_DATA LISTING_

▬▬▬

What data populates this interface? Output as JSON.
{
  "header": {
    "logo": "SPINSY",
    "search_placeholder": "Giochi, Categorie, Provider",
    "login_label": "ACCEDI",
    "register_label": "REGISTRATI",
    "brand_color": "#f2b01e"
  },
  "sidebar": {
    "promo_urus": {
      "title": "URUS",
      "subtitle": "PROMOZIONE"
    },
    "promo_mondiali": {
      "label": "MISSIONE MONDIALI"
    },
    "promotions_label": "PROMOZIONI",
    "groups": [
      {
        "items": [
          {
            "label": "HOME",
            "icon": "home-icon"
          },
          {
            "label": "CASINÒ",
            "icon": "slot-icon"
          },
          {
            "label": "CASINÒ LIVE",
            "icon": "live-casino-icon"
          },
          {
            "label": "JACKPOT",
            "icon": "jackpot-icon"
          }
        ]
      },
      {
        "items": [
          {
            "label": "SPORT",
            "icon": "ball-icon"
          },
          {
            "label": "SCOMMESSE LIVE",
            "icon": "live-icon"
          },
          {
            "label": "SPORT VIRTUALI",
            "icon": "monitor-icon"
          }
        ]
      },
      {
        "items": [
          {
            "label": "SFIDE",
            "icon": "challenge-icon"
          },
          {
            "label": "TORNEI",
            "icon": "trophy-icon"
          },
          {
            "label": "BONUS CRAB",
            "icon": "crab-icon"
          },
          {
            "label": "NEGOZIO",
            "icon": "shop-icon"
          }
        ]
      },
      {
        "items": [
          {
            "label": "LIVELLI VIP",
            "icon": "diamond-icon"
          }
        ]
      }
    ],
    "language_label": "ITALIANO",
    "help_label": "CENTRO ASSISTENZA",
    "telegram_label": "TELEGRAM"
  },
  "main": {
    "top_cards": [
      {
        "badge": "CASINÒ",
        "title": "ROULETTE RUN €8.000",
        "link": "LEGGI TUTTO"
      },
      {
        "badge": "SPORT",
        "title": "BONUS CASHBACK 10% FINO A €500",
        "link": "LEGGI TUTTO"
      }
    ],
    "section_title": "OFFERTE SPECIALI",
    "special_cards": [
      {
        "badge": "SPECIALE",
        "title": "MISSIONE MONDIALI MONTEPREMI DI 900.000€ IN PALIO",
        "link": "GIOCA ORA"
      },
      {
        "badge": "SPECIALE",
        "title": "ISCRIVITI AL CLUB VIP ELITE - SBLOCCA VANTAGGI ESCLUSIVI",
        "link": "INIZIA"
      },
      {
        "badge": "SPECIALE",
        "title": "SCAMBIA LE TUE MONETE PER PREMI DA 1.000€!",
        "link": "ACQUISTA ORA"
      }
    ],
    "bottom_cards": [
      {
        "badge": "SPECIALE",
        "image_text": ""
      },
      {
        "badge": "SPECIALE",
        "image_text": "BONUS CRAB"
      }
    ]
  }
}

▬▬▬

_DIRECTIONS_
Print the listing above in its entirety, with every line exact.

_ANSWER IN FULL_
What data populates this interface? Output as JSON.
{
  "header": {
    "logo": "SPINSY",
    "search_placeholder": "Giochi, Categorie, Provider",
    "login_label": "ACCEDI",
    "register_label": "REGISTRATI",
    "brand_color": "#f2b01e"
  },
  "sidebar": {
    "promo_urus": {
      "title": "URUS",
      "subtitle": "PROMOZIONE"
    },
    "promo_mondiali": {
      "label": "MISSIONE MONDIALI"
    },
    "promotions_label": "PROMOZIONI",
    "groups": [
      {
        "items": [
          {
            "label": "HOME",
            "icon": "home-icon"
          },
          {
            "label": "CASINÒ",
            "icon": "slot-icon"
          },
          {
            "label": "CASINÒ LIVE",
            "icon": "live-casino-icon"
          },
          {
            "label": "JACKPOT",
            "icon": "jackpot-icon"
          }
        ]
      },
      {
        "items": [
          {
            "label": "SPORT",
            "icon": "ball-icon"
          },
          {
            "label": "SCOMMESSE LIVE",
            "icon": "live-icon"
          },
          {
            "label": "SPORT VIRTUALI",
            "icon": "monitor-icon"
          }
        ]
      },
      {
        "items": [
          {
            "label": "SFIDE",
            "icon": "challenge-icon"
          },
          {
            "label": "TORNEI",
            "icon": "trophy-icon"
          },
          {
            "label": "BONUS CRAB",
            "icon": "crab-icon"
          },
          {
            "label": "NEGOZIO",
            "icon": "shop-icon"
          }
        ]
      },
      {
        "items": [
          {
            "label": "LIVELLI VIP",
            "icon": "diamond-icon"
          }
        ]
      }
    ],
    "language_label": "ITALIANO",
    "help_label": "CENTRO ASSISTENZA",
    "telegram_label": "TELEGRAM"
  },
  "main": {
    "top_cards": [
      {
        "badge": "CASINÒ",
        "title": "ROULETTE RUN €8.000",
        "link": "LEGGI TUTTO"
      },
      {
        "badge": "SPORT",
        "title": "BONUS CASHBACK 10% FINO A €500",
        "link": "LEGGI TUTTO"
      }
    ],
    "section_title": "OFFERTE SPECIALI",
    "special_cards": [
      {
        "badge": "SPECIALE",
        "title": "MISSIONE MONDIALI MONTEPREMI DI 900.000€ IN PALIO",
        "link": "GIOCA ORA"
      },
      {
        "badge": "SPECIALE",
        "title": "ISCRIVITI AL CLUB VIP ELITE - SBLOCCA VANTAGGI ESCLUSIVI",
        "link": "INIZIA"
      },
      {
        "badge": "SPECIALE",
        "title": "SCAMBIA LE TUE MONETE PER PREMI DA 1.000€!",
        "link": "ACQUISTA ORA"
      }
    ],
    "bottom_cards": [
      {
        "badge": "SPECIALE",
        "image_text": ""
      },
      {
        "badge": "SPECIALE",
        "image_text": "BONUS CRAB"
      }
    ]
  }
}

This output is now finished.